Required task 1 — Write out the lines of the records starting at the one containing "- avatar: NISHANT" and ending at the one containing "- date-range-text[interactable]: Dec", including both of those lines.

Text extract —

The classic heart-shaped confections of Valentine’s Day are above reproach: chalky pastel candies with moony messages, foil-covered chocolate indulgences, ruby-like lollipops in crackling cellophane wrappers. When the shape moves beyond novelty candy and on to the rest of the menu—store-bought, homemade, artfully arranged—the results are less reliable. Some edible demonstrations of sentiment are lovely; others, like the twin bacon-wrapped sausages sold this time of year by a famous British provisioner, veer toward the troubling.
Frying an egg in a heart-shaped mold is slightly troubling, but with potential for loveliness; positioning the yolk in one of the curves rather than in the center is a surprisingly elegant flourish. You could make a heart-shaped omelette by taking two half-moon omelettes and kind of overlapping them—that would be cool. Pancakes are easy to turn into hearts—simply drizzle a heart-shaped outline on the griddle with batter, and fill it in. But making pancakes in any shape communicates love—you hardly need the heart at all. Heart-shaped waffles exist; this, I suppose, is nice for fans of waffles. A pat of butter could be shaped as a heart, but butter is better when it’s a rose. A rose is better when it’s made of chocolate. Chocolate is better when it’s marvellous, or marvellously terrible; mediocre chocolate is worse than no chocolate at all.

[Annotated region listings]
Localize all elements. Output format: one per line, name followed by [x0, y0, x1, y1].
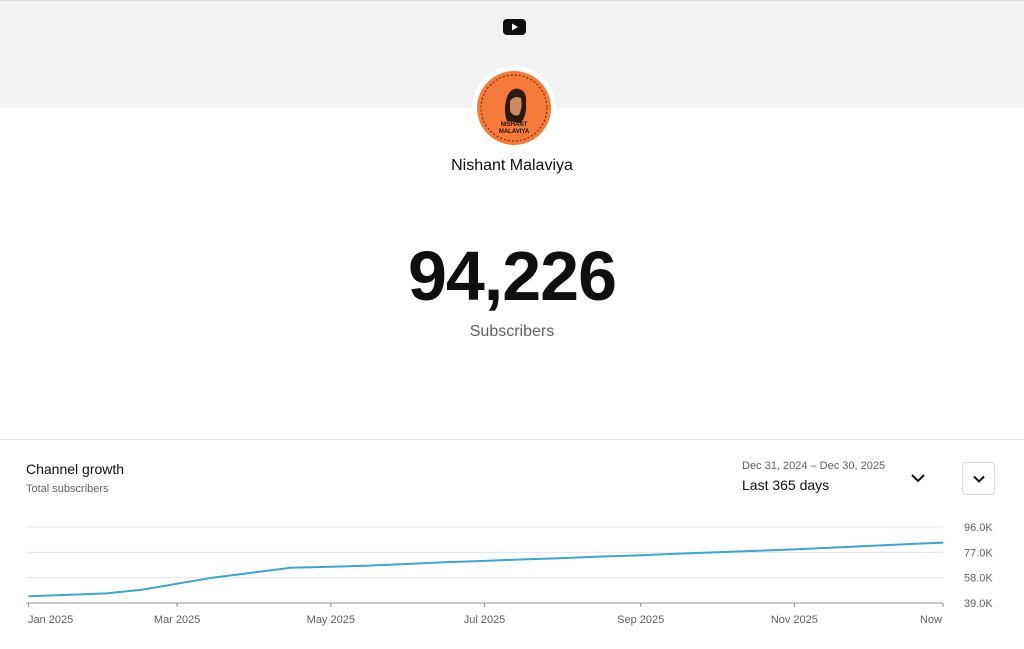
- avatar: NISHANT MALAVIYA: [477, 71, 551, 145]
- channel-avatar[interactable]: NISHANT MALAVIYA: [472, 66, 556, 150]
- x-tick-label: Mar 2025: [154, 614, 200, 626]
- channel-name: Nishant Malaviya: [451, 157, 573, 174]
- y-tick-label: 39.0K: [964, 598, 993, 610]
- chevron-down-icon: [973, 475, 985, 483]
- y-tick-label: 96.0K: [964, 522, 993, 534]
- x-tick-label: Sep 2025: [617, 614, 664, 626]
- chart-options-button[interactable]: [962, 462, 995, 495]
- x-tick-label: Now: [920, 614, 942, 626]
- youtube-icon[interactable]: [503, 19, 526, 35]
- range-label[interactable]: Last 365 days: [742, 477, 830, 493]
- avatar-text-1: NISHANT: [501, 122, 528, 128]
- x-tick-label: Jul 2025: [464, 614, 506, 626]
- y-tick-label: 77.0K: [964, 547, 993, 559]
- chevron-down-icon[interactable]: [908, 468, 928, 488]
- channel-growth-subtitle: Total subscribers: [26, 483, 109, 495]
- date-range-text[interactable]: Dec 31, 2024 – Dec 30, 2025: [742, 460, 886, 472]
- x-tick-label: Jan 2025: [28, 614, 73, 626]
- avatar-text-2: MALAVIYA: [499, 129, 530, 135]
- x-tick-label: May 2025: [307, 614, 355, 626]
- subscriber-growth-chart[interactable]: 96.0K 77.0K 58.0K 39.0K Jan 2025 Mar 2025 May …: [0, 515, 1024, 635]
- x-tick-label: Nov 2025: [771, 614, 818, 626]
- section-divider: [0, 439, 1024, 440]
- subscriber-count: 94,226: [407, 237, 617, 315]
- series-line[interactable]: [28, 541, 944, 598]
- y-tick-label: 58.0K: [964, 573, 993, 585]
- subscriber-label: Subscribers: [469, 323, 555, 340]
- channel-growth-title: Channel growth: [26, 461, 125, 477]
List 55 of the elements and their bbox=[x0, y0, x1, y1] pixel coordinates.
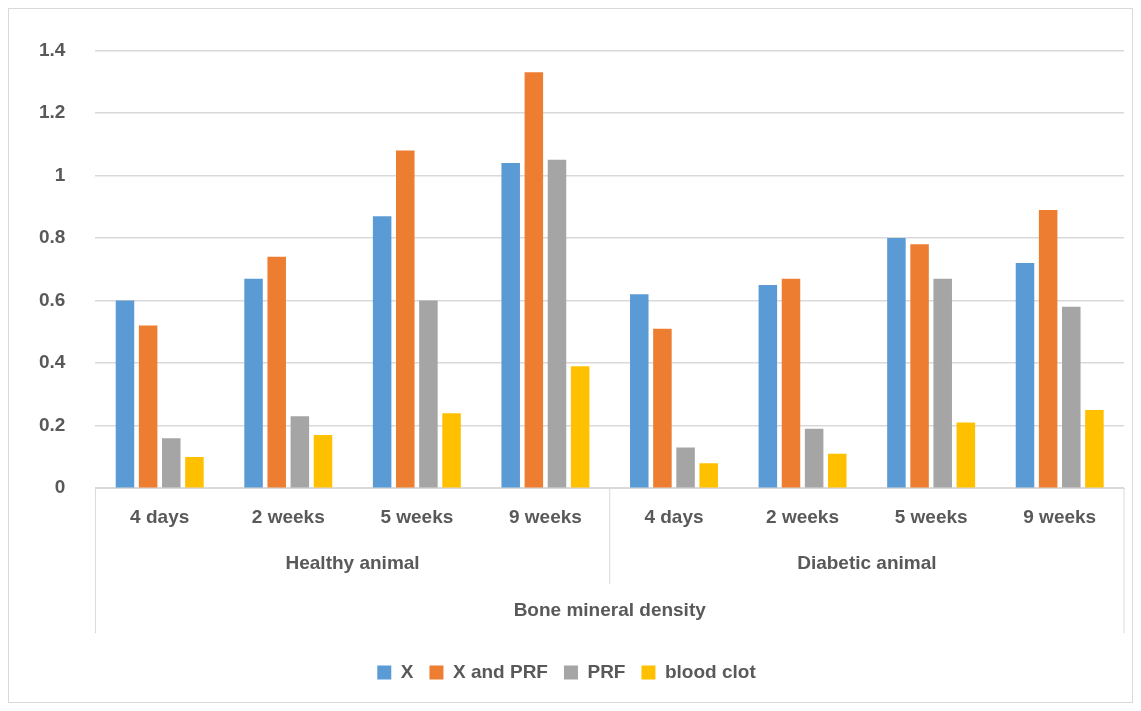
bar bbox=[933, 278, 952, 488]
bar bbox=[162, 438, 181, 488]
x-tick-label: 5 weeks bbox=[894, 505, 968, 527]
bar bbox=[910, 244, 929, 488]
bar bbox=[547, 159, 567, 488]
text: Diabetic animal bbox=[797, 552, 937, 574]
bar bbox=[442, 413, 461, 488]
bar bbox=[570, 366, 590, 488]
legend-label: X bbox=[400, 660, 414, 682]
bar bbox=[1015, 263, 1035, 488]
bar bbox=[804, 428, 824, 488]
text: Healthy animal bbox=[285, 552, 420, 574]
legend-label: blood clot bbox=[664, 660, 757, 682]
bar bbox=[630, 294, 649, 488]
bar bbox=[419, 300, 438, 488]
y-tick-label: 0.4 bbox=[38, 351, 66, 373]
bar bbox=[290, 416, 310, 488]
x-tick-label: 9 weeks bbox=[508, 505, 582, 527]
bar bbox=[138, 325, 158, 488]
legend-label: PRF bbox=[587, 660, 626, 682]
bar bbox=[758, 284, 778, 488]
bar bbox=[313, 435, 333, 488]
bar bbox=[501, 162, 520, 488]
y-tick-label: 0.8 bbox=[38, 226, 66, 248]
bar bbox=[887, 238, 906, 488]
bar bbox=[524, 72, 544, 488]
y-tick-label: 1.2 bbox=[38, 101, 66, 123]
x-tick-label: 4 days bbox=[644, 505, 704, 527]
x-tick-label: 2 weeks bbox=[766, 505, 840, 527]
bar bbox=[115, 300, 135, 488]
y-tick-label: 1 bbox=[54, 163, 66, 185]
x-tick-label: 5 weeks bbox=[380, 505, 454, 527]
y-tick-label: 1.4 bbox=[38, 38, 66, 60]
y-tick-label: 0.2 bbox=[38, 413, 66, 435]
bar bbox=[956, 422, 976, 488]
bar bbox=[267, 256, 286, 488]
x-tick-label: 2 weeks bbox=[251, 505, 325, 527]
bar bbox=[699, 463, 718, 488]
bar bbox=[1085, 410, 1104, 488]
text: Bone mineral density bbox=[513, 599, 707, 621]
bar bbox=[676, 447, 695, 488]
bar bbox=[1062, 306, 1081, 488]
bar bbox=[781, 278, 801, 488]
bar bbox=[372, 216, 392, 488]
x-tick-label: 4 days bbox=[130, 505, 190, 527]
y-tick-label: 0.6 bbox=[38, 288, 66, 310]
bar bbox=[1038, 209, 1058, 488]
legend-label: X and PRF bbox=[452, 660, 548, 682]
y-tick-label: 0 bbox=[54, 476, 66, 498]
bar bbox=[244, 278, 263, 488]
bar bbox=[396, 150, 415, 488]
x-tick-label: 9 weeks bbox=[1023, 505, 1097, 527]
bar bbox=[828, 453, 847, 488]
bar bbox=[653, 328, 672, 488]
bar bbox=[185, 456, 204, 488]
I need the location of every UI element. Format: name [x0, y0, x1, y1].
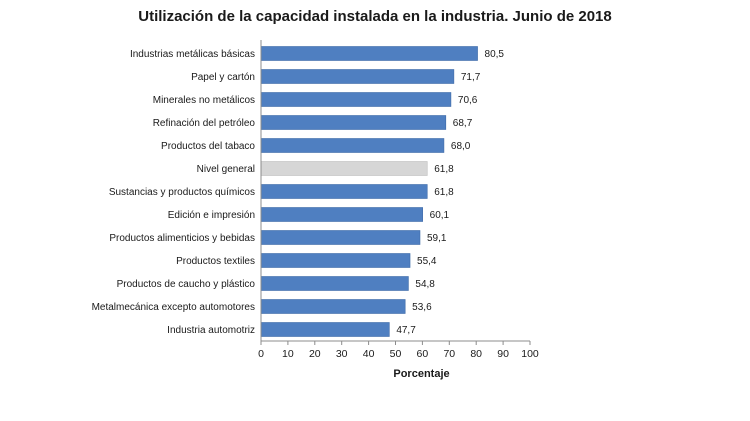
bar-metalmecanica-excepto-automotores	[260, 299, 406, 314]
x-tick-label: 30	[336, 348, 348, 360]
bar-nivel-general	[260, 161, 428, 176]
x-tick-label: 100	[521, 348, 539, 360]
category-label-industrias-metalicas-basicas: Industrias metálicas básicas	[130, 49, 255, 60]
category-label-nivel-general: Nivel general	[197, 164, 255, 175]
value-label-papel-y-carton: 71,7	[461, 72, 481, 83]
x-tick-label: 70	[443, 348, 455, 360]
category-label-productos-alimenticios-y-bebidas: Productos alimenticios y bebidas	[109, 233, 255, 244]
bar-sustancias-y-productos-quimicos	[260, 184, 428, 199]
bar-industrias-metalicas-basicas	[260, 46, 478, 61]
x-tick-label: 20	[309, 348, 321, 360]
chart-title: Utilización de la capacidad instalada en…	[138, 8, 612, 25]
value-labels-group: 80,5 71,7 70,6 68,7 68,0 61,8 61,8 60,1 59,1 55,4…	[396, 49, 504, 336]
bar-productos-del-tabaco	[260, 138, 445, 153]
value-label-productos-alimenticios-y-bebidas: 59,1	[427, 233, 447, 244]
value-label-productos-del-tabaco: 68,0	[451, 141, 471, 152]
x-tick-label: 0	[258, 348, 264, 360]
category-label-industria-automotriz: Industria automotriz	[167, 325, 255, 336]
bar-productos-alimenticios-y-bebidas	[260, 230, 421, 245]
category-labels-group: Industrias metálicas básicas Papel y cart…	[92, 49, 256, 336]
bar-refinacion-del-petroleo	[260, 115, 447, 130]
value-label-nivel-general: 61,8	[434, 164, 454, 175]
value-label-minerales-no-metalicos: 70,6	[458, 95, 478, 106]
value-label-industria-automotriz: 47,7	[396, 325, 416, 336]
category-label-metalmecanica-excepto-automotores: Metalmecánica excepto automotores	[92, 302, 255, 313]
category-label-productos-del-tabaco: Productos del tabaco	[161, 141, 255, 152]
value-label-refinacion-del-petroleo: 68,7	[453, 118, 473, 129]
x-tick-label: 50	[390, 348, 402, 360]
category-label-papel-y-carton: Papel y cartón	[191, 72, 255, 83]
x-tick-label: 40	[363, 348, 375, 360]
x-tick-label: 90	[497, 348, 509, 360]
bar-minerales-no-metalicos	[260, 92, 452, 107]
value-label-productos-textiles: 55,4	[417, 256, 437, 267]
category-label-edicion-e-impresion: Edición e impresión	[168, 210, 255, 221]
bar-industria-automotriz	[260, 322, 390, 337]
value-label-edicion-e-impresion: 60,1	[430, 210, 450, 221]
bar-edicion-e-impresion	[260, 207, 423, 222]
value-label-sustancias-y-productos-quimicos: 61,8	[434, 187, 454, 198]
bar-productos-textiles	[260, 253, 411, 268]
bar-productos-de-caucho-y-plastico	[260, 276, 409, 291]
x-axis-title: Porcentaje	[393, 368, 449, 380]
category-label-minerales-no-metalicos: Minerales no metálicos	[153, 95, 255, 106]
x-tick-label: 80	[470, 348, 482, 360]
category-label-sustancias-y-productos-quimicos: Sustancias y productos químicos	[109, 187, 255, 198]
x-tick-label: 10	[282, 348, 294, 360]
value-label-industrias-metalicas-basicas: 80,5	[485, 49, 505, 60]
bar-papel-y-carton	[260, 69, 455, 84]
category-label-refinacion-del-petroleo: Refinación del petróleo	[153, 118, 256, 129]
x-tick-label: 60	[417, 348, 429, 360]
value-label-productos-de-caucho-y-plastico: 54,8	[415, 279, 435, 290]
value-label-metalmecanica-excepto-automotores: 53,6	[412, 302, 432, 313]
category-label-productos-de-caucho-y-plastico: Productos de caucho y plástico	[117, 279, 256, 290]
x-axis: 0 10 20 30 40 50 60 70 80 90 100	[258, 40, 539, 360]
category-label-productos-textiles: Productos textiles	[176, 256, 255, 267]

Required task 2 — Switch "griddle" to "skillet" in the passage on heart-shaped food, starting at "Frying an egg" and ending at "chocolate at all.", and give that stretch of the passage with the change made.

Worked solution 1 —
- avatar: NISHANT MALAVIYA: [477, 71, 551, 145]
- channel-avatar[interactable]: NISHANT MALAVIYA: [472, 66, 556, 150]
- x-tick-label: Mar 2025: [154, 614, 200, 626]
- channel-name: Nishant Malaviya: [451, 157, 573, 174]
- y-tick-label: 39.0K: [964, 598, 993, 610]
- chevron-down-icon: [973, 475, 985, 483]
- y-tick-label: 96.0K: [964, 522, 993, 534]
- x-tick-label: Sep 2025: [617, 614, 664, 626]
- chart-options-button[interactable]: [962, 462, 995, 495]
- x-tick-label: Now: [920, 614, 942, 626]
- youtube-icon[interactable]: [503, 19, 526, 35]
- range-label[interactable]: Last 365 days: [742, 477, 830, 493]
- avatar-text-1: NISHANT: [501, 122, 528, 128]
- x-tick-label: Jul 2025: [464, 614, 506, 626]
- y-tick-label: 77.0K: [964, 547, 993, 559]
- chevron-down-icon[interactable]: [908, 468, 928, 488]
- channel-growth-subtitle: Total subscribers: [26, 483, 109, 495]
- date-range-text[interactable]: Dec 31, 2024 – Dec 30, 2025: [742, 460, 886, 472]

Worked solution 2 —
Frying an egg in a heart-shaped mold is slightly troubling, but with potential for loveliness; positioning the yolk in one of the curves rather than in the center is a surprisingly elegant flourish. You could make a heart-shaped omelette by taking two half-moon omelettes and kind of overlapping them—that would be cool. Pancakes are easy to turn into hearts—simply drizzle a heart-shaped outline on the skillet with batter, and fill it in. But making pancakes in any shape communicates love—you hardly need the heart at all. Heart-shaped waffles exist; this, I suppose, is nice for fans of waffles. A pat of butter could be shaped as a heart, but butter is better when it’s a rose. A rose is better when it’s made of chocolate. Chocolate is better when it’s marvellous, or marvellously terrible; mediocre chocolate is worse than no chocolate at all.